Exercise instructions
Output the data exactly, with every line intact.

Task input
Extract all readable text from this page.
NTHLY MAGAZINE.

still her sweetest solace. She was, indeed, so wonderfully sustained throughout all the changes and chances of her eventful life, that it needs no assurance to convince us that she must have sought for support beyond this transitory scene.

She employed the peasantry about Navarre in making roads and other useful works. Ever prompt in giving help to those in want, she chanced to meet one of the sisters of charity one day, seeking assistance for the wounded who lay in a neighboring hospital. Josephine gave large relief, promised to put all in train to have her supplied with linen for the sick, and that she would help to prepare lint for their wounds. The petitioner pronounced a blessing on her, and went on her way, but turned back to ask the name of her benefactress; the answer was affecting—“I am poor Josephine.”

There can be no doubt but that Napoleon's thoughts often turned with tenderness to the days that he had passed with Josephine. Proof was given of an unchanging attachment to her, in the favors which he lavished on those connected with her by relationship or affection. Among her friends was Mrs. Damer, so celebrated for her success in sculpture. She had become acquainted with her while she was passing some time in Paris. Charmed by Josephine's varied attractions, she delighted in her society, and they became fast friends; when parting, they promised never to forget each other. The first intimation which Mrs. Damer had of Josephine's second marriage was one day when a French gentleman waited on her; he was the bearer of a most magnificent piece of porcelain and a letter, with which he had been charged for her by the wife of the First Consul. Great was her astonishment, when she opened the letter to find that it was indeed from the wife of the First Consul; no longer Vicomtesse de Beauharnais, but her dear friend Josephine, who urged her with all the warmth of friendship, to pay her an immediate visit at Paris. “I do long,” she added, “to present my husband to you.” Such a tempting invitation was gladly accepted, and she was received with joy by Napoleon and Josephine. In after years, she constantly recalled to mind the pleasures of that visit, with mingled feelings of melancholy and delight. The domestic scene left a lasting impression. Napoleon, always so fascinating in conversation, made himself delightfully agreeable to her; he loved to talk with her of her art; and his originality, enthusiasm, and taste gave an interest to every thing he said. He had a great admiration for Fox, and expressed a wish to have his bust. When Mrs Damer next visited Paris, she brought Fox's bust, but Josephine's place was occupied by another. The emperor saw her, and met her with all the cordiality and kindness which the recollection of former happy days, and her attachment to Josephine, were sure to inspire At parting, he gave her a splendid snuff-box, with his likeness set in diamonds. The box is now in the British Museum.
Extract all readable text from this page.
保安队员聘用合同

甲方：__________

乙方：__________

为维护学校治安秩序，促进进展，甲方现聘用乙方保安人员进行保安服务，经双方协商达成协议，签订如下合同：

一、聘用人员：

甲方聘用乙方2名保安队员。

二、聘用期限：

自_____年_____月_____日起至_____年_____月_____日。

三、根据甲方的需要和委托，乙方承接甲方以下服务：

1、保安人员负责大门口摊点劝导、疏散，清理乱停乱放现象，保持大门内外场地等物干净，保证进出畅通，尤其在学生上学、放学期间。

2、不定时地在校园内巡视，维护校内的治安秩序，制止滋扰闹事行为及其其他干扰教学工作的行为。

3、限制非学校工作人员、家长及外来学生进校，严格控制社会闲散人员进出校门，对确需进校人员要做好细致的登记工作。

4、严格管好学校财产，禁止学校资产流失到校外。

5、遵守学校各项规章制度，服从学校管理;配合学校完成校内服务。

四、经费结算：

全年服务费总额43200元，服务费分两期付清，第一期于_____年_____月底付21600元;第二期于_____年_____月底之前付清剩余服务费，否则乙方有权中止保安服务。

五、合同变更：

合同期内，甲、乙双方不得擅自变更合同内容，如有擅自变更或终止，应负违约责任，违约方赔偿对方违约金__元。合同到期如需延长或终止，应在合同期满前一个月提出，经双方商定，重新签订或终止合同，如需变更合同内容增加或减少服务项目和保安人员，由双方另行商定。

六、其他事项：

Complete response
Extract all readable text from this page.
NTHLY MAGAZINE.

still her sweetest solace. She was, indeed, so wonderfully sustained throughout all the changes and chances of her eventful life, that it needs no assurance to convince us that she must have sought for support beyond this transitory scene.

She employed the peasantry about Navarre in making roads and other useful works. Ever prompt in giving help to those in want, she chanced to meet one of the sisters of charity one day, seeking assistance for the wounded who lay in a neighboring hospital. Josephine gave large relief, promised to put all in train to have her supplied with linen for the sick, and that she would help to prepare lint for their wounds. The petitioner pronounced a blessing on her, and went on her way, but turned back to ask the name of her benefactress; the answer was affecting—“I am poor Josephine.”

There can be no doubt but that Napoleon's thoughts often turned with tenderness to the days that he had passed with Josephine. Proof was given of an unchanging attachment to her, in the favors which he lavished on those connected with her by relationship or affection. Among her friends was Mrs. Damer, so celebrated for her success in sculpture. She had become acquainted with her while she was passing some time in Paris. Charmed by Josephine's varied attractions, she delighted in her society, and they became fast friends; when parting, they promised never to forget each other. The first intimation which Mrs. Damer had of Josephine's second marriage was one day when a French gentleman waited on her; he was the bearer of a most magnificent piece of porcelain and a letter, with which he had been charged for her by the wife of the First Consul. Great was her astonishment, when she opened the letter to find that it was indeed from the wife of the First Consul; no longer Vicomtesse de Beauharnais, but her dear friend Josephine, who urged her with all the warmth of friendship, to pay her an immediate visit at Paris. “I do long,” she added, “to present my husband to you.” Such a tempting invitation was gladly accepted, and she was received with joy by Napoleon and Josephine. In after years, she constantly recalled to mind the pleasures of that visit, with mingled feelings of melancholy and delight. The domestic scene left a lasting impression. Napoleon, always so fascinating in conversation, made himself delightfully agreeable to her; he loved to talk with her of her art; and his originality, enthusiasm, and taste gave an interest to every thing he said. He had a great admiration for Fox, and expressed a wish to have his bust. When Mrs Damer next visited Paris, she brought Fox's bust, but Josephine's place was occupied by another. The emperor saw her, and met her with all the cordiality and kindness which the recollection of former happy days, and her attachment to Josephine, were sure to inspire At parting, he gave her a splendid snuff-box, with his likeness set in diamonds. The box is now in the British Museum.
Extract all readable text from this page.
保安队员聘用合同

甲方：__________

乙方：__________

为维护学校治安秩序，促进进展，甲方现聘用乙方保安人员进行保安服务，经双方协商达成协议，签订如下合同：

一、聘用人员：

甲方聘用乙方2名保安队员。

二、聘用期限：

自_____年_____月_____日起至_____年_____月_____日。

三、根据甲方的需要和委托，乙方承接甲方以下服务：

1、保安人员负责大门口摊点劝导、疏散，清理乱停乱放现象，保持大门内外场地等物干净，保证进出畅通，尤其在学生上学、放学期间。

2、不定时地在校园内巡视，维护校内的治安秩序，制止滋扰闹事行为及其其他干扰教学工作的行为。

3、限制非学校工作人员、家长及外来学生进校，严格控制社会闲散人员进出校门，对确需进校人员要做好细致的登记工作。

4、严格管好学校财产，禁止学校资产流失到校外。

5、遵守学校各项规章制度，服从学校管理;配合学校完成校内服务。

四、经费结算：

全年服务费总额43200元，服务费分两期付清，第一期于_____年_____月底付21600元;第二期于_____年_____月底之前付清剩余服务费，否则乙方有权中止保安服务。

五、合同变更：

合同期内，甲、乙双方不得擅自变更合同内容，如有擅自变更或终止，应负违约责任，违约方赔偿对方违约金__元。合同到期如需延长或终止，应在合同期满前一个月提出，经双方商定，重新签订或终止合同，如需变更合同内容增加或减少服务项目和保安人员，由双方另行商定。

六、其他事项：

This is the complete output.